- Stored entries
start

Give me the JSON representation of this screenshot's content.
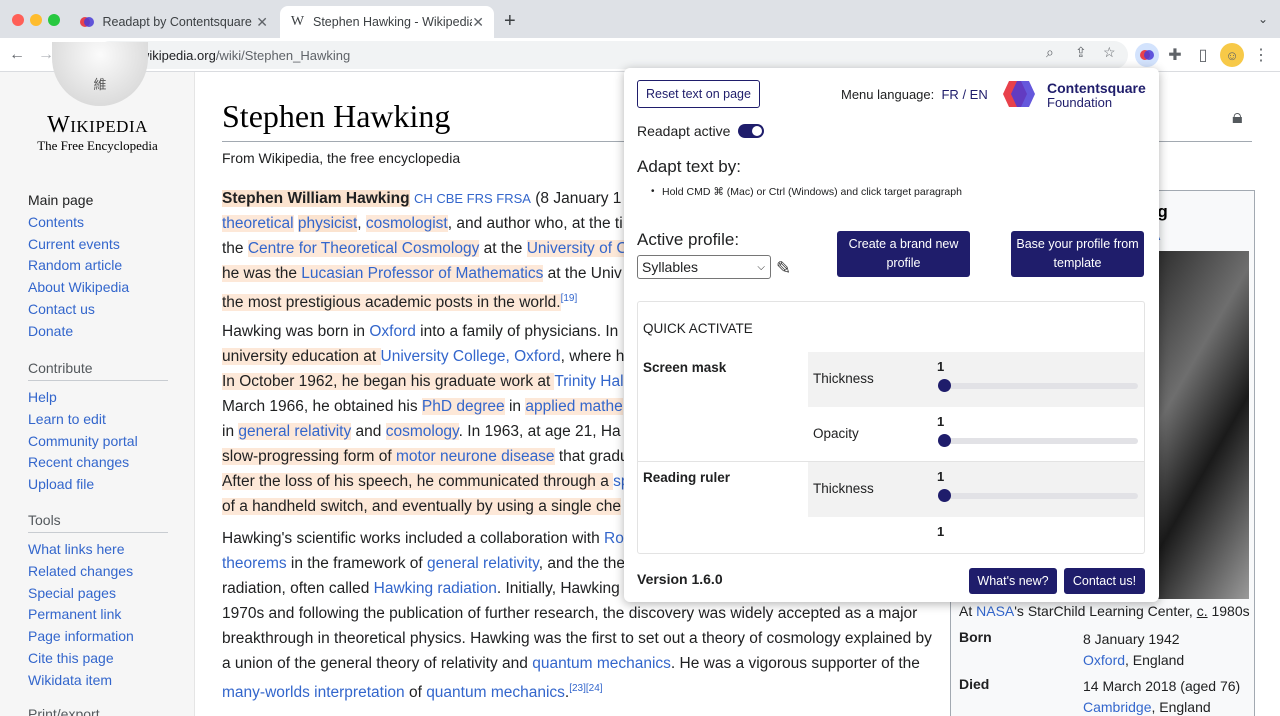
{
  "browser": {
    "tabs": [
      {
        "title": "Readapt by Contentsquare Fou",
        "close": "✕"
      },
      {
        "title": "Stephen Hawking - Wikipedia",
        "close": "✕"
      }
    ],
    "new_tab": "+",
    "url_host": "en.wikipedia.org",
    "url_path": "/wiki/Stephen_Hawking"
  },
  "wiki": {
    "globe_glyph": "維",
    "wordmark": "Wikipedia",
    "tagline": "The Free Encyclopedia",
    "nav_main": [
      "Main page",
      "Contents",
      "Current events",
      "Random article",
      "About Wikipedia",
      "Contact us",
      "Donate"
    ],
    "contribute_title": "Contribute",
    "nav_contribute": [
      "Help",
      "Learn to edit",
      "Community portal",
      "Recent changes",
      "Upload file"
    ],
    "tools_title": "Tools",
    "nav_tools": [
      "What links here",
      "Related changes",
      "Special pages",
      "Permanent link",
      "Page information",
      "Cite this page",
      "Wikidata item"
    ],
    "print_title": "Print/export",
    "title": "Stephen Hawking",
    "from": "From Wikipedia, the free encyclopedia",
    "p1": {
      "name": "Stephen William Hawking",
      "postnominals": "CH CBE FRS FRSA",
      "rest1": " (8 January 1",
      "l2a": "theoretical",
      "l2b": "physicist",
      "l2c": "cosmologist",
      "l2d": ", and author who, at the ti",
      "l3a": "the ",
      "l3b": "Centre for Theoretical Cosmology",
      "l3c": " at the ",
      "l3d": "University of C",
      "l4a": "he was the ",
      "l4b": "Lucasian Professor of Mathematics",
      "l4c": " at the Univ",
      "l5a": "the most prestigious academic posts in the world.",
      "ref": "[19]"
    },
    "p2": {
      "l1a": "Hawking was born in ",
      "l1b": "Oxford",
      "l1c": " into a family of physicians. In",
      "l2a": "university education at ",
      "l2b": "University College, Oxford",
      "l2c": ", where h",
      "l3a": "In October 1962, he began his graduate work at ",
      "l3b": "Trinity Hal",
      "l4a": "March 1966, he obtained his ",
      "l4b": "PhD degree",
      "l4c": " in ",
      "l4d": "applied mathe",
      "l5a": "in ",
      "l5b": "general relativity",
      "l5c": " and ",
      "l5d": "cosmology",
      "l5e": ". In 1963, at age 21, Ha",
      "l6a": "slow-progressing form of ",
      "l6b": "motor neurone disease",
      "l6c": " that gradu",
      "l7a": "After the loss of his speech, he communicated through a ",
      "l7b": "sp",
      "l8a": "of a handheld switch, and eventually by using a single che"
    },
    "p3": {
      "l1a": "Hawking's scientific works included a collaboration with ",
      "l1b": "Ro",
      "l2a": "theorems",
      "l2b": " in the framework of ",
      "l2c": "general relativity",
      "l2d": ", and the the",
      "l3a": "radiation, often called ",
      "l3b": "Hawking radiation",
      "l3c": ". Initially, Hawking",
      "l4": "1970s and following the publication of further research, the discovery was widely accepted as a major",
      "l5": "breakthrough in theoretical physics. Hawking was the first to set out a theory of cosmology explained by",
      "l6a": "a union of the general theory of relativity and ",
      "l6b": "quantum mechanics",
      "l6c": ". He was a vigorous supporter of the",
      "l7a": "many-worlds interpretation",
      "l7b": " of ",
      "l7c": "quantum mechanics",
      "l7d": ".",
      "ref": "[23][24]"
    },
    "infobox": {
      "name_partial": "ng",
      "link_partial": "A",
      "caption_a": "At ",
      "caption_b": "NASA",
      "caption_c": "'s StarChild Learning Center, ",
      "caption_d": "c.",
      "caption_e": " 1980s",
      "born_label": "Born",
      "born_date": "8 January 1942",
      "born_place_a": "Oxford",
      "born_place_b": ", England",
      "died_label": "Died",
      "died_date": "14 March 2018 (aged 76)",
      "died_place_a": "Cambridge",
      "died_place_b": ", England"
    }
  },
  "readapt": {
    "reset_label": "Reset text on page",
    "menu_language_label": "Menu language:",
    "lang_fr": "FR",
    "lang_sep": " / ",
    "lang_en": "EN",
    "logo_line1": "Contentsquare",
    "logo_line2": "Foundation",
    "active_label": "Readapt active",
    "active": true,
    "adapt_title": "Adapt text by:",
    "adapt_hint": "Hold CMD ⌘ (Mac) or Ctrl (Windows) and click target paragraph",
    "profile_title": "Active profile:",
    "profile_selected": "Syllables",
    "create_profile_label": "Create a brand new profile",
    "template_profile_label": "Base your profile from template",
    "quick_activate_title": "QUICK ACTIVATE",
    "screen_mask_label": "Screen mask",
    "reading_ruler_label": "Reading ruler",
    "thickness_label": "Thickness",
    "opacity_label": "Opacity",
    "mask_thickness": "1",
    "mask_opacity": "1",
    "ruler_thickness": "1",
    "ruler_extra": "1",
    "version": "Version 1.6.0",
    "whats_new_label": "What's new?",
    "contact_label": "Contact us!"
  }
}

end

- EXERCISE
Reproduce each line of the entries in which the word "Contact" is found.

- SOLVED EXERCISE
      "Contact us",
    "contact_label": "Contact us!"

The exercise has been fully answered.